How many lines in these records hold the string "title"? Reply with the number alone.

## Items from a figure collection

=======

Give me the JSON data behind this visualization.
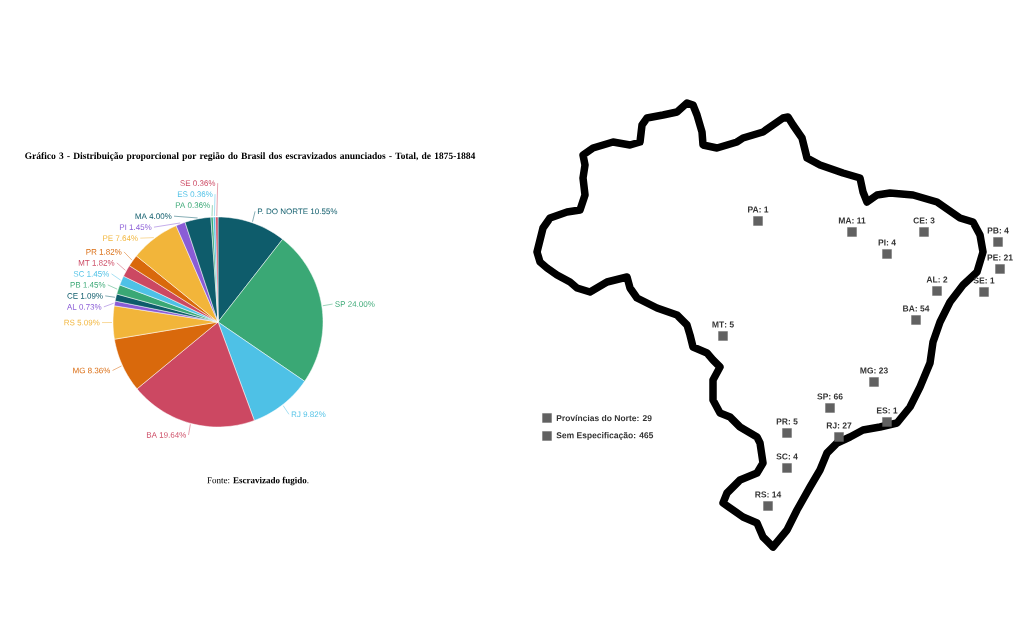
{
  "chart_data": [
    {
      "type": "pie",
      "title": "Gráfico 3 - Distribuição proporcional por região do Brasil dos escravizados anunciados - Total, de 1875-1884",
      "categories": [
        "P. DO NORTE",
        "SP",
        "RJ",
        "BA",
        "MG",
        "RS",
        "AL",
        "CE",
        "PB",
        "SC",
        "MT",
        "PR",
        "PE",
        "PI",
        "MA",
        "PA",
        "ES",
        "SE"
      ],
      "values": [
        10.55,
        24.0,
        9.82,
        19.64,
        8.36,
        5.09,
        0.73,
        1.09,
        1.45,
        1.45,
        1.82,
        1.82,
        7.64,
        1.45,
        4.0,
        0.36,
        0.36,
        0.36
      ],
      "value_labels": [
        "10.55%",
        "24.00%",
        "9.82%",
        "19.64%",
        "8.36%",
        "5.09%",
        "0.73%",
        "1.09%",
        "1.45%",
        "1.45%",
        "1.82%",
        "1.82%",
        "7.64%",
        "1.45%",
        "4.00%",
        "0.36%",
        "0.36%",
        "0.36%"
      ],
      "colors": [
        "#0e5c6b",
        "#3aa875",
        "#4ec1e6",
        "#cc4862",
        "#d9690c",
        "#f2b53a",
        "#8a5cd6",
        "#0e5c6b",
        "#3aa875",
        "#4ec1e6",
        "#cc4862",
        "#d9690c",
        "#f2b53a",
        "#8a5cd6",
        "#0e5c6b",
        "#3aa875",
        "#4ec1e6",
        "#cc4862"
      ],
      "annotations": [
        "Fonte: **Escravizado fugido**."
      ]
    },
    {
      "type": "other",
      "categories": [
        "PA",
        "MA",
        "CE",
        "PB",
        "PI",
        "PE",
        "AL",
        "SE",
        "BA",
        "MT",
        "MG",
        "SP",
        "ES",
        "PR",
        "RJ",
        "SC",
        "RS",
        "Províncias do Norte",
        "Sem Especificação"
      ],
      "values": [
        1,
        11,
        3,
        4,
        4,
        21,
        2,
        1,
        54,
        5,
        23,
        66,
        1,
        5,
        27,
        4,
        14,
        29,
        465
      ],
      "value_labels": [
        ": 1",
        ": 11",
        ": 3",
        ": 4",
        ": 4",
        ": 21",
        ": 2",
        ": 1",
        ": 54",
        ": 5",
        ": 23",
        ": 66",
        ": 1",
        ": 5",
        ": 27",
        ": 4",
        ": 14",
        ": 29",
        ": 465"
      ],
      "color": "#616161"
    }
  ]
}
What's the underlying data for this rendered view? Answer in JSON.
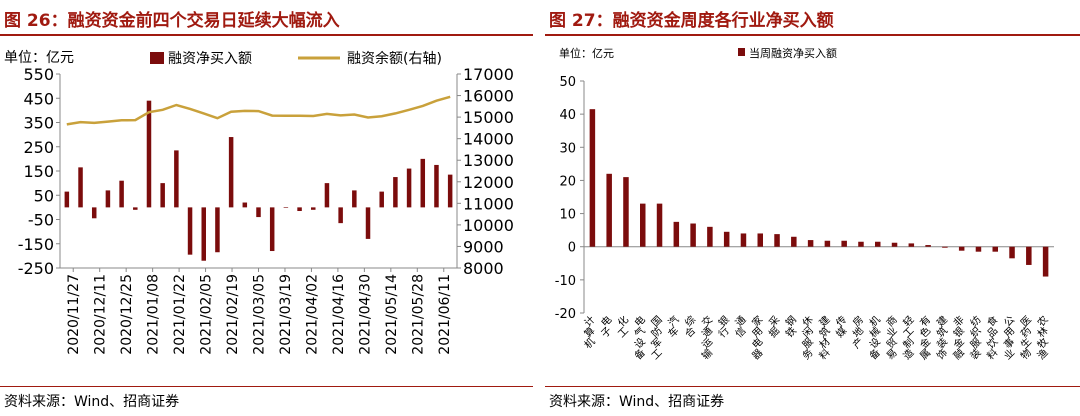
{
  "left": {
    "title": "图 26：融资资金前四个交易日延续大幅流入",
    "unit": "单位：亿元",
    "source": "资料来源：Wind、招商证券",
    "legend_bar": "融资净买入额",
    "legend_line": "融资余额(右轴)",
    "left_ticks": [
      "550",
      "450",
      "350",
      "250",
      "150",
      "50",
      "-50",
      "-150",
      "-250"
    ],
    "right_ticks": [
      "17000",
      "16000",
      "15000",
      "14000",
      "13000",
      "12000",
      "11000",
      "10000",
      "9000",
      "8000"
    ],
    "x_ticks": [
      "2020/11/27",
      "2020/12/11",
      "2020/12/25",
      "2021/01/08",
      "2021/01/22",
      "2021/02/05",
      "2021/02/19",
      "2021/03/05",
      "2021/03/19",
      "2021/04/02",
      "2021/04/16",
      "2021/04/30",
      "2021/05/14",
      "2021/05/28",
      "2021/06/11"
    ]
  },
  "right": {
    "title": "图 27：融资资金周度各行业净买入额",
    "unit": "单位：亿元",
    "legend": "当周融资净买入额",
    "y_ticks": [
      "50",
      "40",
      "30",
      "20",
      "10",
      "0",
      "-10",
      "-20"
    ],
    "source": "资料来源：Wind、招商证券"
  },
  "colors": {
    "bar": "#7b0c0c",
    "line": "#c9a13b",
    "title": "#a01a10"
  },
  "chart_data": [
    {
      "type": "bar+line",
      "title": "融资资金前四个交易日延续大幅流入",
      "ylabel": "单位：亿元",
      "ylim": [
        -250,
        550
      ],
      "y2lim": [
        8000,
        17000
      ],
      "series": [
        {
          "name": "融资净买入额",
          "type": "bar",
          "values": [
            65,
            165,
            -45,
            70,
            110,
            -10,
            440,
            100,
            235,
            -195,
            -220,
            -185,
            290,
            20,
            -40,
            -180,
            0,
            -15,
            -10,
            100,
            -65,
            70,
            -130,
            65,
            125,
            160,
            200,
            175,
            135
          ]
        },
        {
          "name": "融资余额(右轴)",
          "type": "line",
          "axis": "right",
          "values": [
            14660,
            14770,
            14730,
            14790,
            14850,
            14860,
            15230,
            15340,
            15560,
            15380,
            15170,
            14950,
            15250,
            15290,
            15280,
            15070,
            15060,
            15060,
            15050,
            15150,
            15080,
            15120,
            14980,
            15040,
            15170,
            15340,
            15520,
            15760,
            15940
          ]
        }
      ],
      "x_ticks": [
        "2020/11/27",
        "2020/12/11",
        "2020/12/25",
        "2021/01/08",
        "2021/01/22",
        "2021/02/05",
        "2021/02/19",
        "2021/03/05",
        "2021/03/19",
        "2021/04/02",
        "2021/04/16",
        "2021/04/30",
        "2021/05/14",
        "2021/05/28",
        "2021/06/11"
      ]
    },
    {
      "type": "bar",
      "title": "融资资金周度各行业净买入额",
      "ylabel": "单位：亿元",
      "ylim": [
        -20,
        50
      ],
      "legend": "当周融资净买入额",
      "categories": [
        "计算机",
        "电子",
        "化工",
        "电气设备",
        "国防军工",
        "汽车",
        "综合",
        "交通运输",
        "银行",
        "通信",
        "家用电器",
        "采掘",
        "钢铁",
        "休闲服务",
        "建筑材料",
        "传媒",
        "房地产",
        "机械设备",
        "商业贸易",
        "轻工制造",
        "有色金属",
        "建筑装饰",
        "非银金融",
        "纺织服装",
        "食品饮料",
        "公用事业",
        "医药生物",
        "农林牧渔"
      ],
      "values": [
        41.5,
        22,
        21,
        13,
        13,
        7.5,
        7,
        6,
        4.5,
        4,
        4,
        3.8,
        3,
        2,
        1.8,
        1.8,
        1.5,
        1.5,
        1.2,
        1,
        0.5,
        -0.3,
        -1.2,
        -1.5,
        -1.5,
        -3.5,
        -5.5,
        -9
      ]
    }
  ]
}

=======

## OUTPUT OF THE EXERCISE
6